WHAT TO WORK ON: Would you return the complete listing below word for word?

::: DATA RECORDS

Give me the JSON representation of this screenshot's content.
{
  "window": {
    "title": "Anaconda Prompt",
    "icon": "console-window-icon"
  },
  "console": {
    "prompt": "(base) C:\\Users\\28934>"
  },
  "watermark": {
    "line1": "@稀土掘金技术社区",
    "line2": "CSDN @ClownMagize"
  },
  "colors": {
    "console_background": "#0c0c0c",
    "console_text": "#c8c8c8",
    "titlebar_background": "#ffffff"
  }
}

::::::

EXERCISE ANSWER:
Give me the JSON representation of this screenshot's content.
{
  "window": {
    "title": "Anaconda Prompt",
    "icon": "console-window-icon"
  },
  "console": {
    "prompt": "(base) C:\\Users\\28934>"
  },
  "watermark": {
    "line1": "@稀土掘金技术社区",
    "line2": "CSDN @ClownMagize"
  },
  "colors": {
    "console_background": "#0c0c0c",
    "console_text": "#c8c8c8",
    "titlebar_background": "#ffffff"
  }
}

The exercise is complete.